- [REQUIRED ACTIONS]
1. Transcribe the mailing-list thread on "find" from "I have another" to "this problem ?".
2. Answer these questions about the mailing-list thread on "find":
(a) What is the name of the example file that came from a Windows system?
(b) Whom does the first message thank for earlier responses?
(c) What command does Stephen Samuel call the easiest, and what does it find in the current directory that "find *" won't?

··· QUOTED PASSAGE ···

I have another question.

"find ./*" displays recursively all files in this and its sub-directories.

However for some files that were ftp'ed from a Windows system eg.
something like in the one of the directories
"(Doc - PDF) My Document.pdf"
would cause "find *" to display "invalid predicate...." .
How can I overcome this problem ?

Thanks.

Thanks Mike and Raju for ur earlier responses.



Tony Gogoi

^ permalink raw reply	[flat|nested] 3+ messages in thread

* Re: question on "find"
  2004-04-18 23:47 question on "find" Tony Gogoi
@ 2004-04-19  1:17 ` Stephen Samuel
  2004-04-19 11:15 ` Glynn Clements
  1 sibling, 0 replies; 3+ messages in thread
From: Stephen Samuel @ 2004-04-19  1:17 UTC (permalink / raw)
  To: Tony Gogoi, linux-newbie

The easiest would be to just 'find . '
That tells it to search in the current dirctory (and also
find hidden files in the current directory, which "find *" won't)

··· DATA EXTRACT ···

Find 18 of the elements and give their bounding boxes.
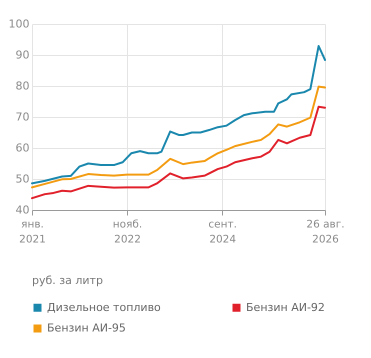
line-series <box>31 86 326 188</box>
legend-label: Дизельное топливо <box>47 300 162 314</box>
legend-label: Бензин АИ-95 <box>47 322 126 334</box>
y-tick-label: 50 <box>16 172 30 186</box>
line-series <box>31 106 326 200</box>
x-tick-label: янв. 2021 <box>19 218 46 246</box>
y-tick-label: 90 <box>16 48 30 62</box>
x-tick-label: 26 авг. 2026 <box>306 218 345 246</box>
y-tick-label: 40 <box>16 204 30 216</box>
y-tick-label: 60 <box>16 142 30 154</box>
text: руб. за литр <box>32 274 103 287</box>
line-series <box>31 45 326 184</box>
legend-label: Бензин АИ-92 <box>246 300 325 314</box>
x-tick-label: сент. 2024 <box>208 218 237 246</box>
y-tick-label: 100 <box>8 18 30 30</box>
y-tick-label: 80 <box>16 80 30 92</box>
x-tick-label: нояб. 2022 <box>112 218 142 246</box>
y-tick-label: 70 <box>16 110 30 124</box>
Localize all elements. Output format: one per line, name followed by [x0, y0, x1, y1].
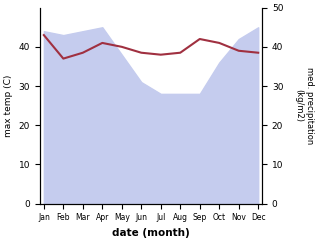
- Y-axis label: med. precipitation
(kg/m2): med. precipitation (kg/m2): [294, 67, 314, 144]
- X-axis label: date (month): date (month): [112, 228, 190, 238]
- Y-axis label: max temp (C): max temp (C): [4, 75, 13, 137]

···

- [TASK SOLUTIONS]
1.
I have another question.

"find ./*" displays recursively all files in this and its sub-directories.

However for some files that were ftp'ed from a Windows system eg.
something like in the one of the directories
"(Doc - PDF) My Document.pdf"
would cause "find *" to display "invalid predicate...." .
How can I overcome this problem ?

2.
(a) "(Doc - PDF) My Document.pdf"
(b) Mike and Raju
(c) 'find . ', which also finds hidden files in the current directory